-- start of Entries shown --

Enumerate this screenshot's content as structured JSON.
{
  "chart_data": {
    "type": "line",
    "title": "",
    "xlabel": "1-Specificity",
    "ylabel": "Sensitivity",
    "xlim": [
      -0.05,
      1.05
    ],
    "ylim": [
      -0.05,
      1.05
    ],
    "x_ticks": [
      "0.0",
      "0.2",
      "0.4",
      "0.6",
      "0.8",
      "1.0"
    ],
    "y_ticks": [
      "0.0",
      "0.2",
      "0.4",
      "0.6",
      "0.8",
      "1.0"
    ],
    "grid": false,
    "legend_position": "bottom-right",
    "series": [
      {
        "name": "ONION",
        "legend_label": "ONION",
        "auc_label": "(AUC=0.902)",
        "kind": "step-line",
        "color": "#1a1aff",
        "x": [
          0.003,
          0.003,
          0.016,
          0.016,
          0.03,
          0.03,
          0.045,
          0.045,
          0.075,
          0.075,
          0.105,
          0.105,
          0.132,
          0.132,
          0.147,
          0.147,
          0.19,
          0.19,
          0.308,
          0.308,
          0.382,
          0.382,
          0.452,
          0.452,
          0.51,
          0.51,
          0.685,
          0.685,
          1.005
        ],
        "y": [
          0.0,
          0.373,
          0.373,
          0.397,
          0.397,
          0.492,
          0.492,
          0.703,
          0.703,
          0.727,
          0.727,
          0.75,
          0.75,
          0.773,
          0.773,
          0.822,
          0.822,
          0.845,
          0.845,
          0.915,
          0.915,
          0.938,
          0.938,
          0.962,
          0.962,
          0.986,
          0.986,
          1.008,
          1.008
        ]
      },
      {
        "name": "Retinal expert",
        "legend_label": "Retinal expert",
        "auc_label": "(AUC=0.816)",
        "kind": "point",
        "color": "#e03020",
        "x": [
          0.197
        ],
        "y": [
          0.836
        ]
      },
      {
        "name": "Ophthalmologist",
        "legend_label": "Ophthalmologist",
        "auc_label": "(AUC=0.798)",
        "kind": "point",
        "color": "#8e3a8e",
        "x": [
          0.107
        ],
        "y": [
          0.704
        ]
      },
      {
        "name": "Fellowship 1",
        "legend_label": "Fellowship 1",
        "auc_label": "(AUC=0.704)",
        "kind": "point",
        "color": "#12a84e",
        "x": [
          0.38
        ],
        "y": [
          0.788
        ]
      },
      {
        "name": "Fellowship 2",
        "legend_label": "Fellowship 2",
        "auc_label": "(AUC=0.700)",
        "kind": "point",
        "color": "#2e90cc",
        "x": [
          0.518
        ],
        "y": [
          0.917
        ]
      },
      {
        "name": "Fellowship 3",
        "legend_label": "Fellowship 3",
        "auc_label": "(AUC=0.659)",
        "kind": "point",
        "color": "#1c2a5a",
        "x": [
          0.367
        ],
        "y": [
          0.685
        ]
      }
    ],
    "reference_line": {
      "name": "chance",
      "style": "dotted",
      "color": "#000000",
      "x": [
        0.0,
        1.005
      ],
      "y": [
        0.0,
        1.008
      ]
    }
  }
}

-- end of Entries shown --

- **Task**
Return all of the data precisely as it appears.

- **Written solution**
Enumerate this screenshot's content as structured JSON.
{
  "chart_data": {
    "type": "line",
    "title": "",
    "xlabel": "1-Specificity",
    "ylabel": "Sensitivity",
    "xlim": [
      -0.05,
      1.05
    ],
    "ylim": [
      -0.05,
      1.05
    ],
    "x_ticks": [
      "0.0",
      "0.2",
      "0.4",
      "0.6",
      "0.8",
      "1.0"
    ],
    "y_ticks": [
      "0.0",
      "0.2",
      "0.4",
      "0.6",
      "0.8",
      "1.0"
    ],
    "grid": false,
    "legend_position": "bottom-right",
    "series": [
      {
        "name": "ONION",
        "legend_label": "ONION",
        "auc_label": "(AUC=0.902)",
        "kind": "step-line",
        "color": "#1a1aff",
        "x": [
          0.003,
          0.003,
          0.016,
          0.016,
          0.03,
          0.03,
          0.045,
          0.045,
          0.075,
          0.075,
          0.105,
          0.105,
          0.132,
          0.132,
          0.147,
          0.147,
          0.19,
          0.19,
          0.308,
          0.308,
          0.382,
          0.382,
          0.452,
          0.452,
          0.51,
          0.51,
          0.685,
          0.685,
          1.005
        ],
        "y": [
          0.0,
          0.373,
          0.373,
          0.397,
          0.397,
          0.492,
          0.492,
          0.703,
          0.703,
          0.727,
          0.727,
          0.75,
          0.75,
          0.773,
          0.773,
          0.822,
          0.822,
          0.845,
          0.845,
          0.915,
          0.915,
          0.938,
          0.938,
          0.962,
          0.962,
          0.986,
          0.986,
          1.008,
          1.008
        ]
      },
      {
        "name": "Retinal expert",
        "legend_label": "Retinal expert",
        "auc_label": "(AUC=0.816)",
        "kind": "point",
        "color": "#e03020",
        "x": [
          0.197
        ],
        "y": [
          0.836
        ]
      },
      {
        "name": "Ophthalmologist",
        "legend_label": "Ophthalmologist",
        "auc_label": "(AUC=0.798)",
        "kind": "point",
        "color": "#8e3a8e",
        "x": [
          0.107
        ],
        "y": [
          0.704
        ]
      },
      {
        "name": "Fellowship 1",
        "legend_label": "Fellowship 1",
        "auc_label": "(AUC=0.704)",
        "kind": "point",
        "color": "#12a84e",
        "x": [
          0.38
        ],
        "y": [
          0.788
        ]
      },
      {
        "name": "Fellowship 2",
        "legend_label": "Fellowship 2",
        "auc_label": "(AUC=0.700)",
        "kind": "point",
        "color": "#2e90cc",
        "x": [
          0.518
        ],
        "y": [
          0.917
        ]
      },
      {
        "name": "Fellowship 3",
        "legend_label": "Fellowship 3",
        "auc_label": "(AUC=0.659)",
        "kind": "point",
        "color": "#1c2a5a",
        "x": [
          0.367
        ],
        "y": [
          0.685
        ]
      }
    ],
    "reference_line": {
      "name": "chance",
      "style": "dotted",
      "color": "#000000",
      "x": [
        0.0,
        1.005
      ],
      "y": [
        0.0,
        1.008
      ]
    }
  }
}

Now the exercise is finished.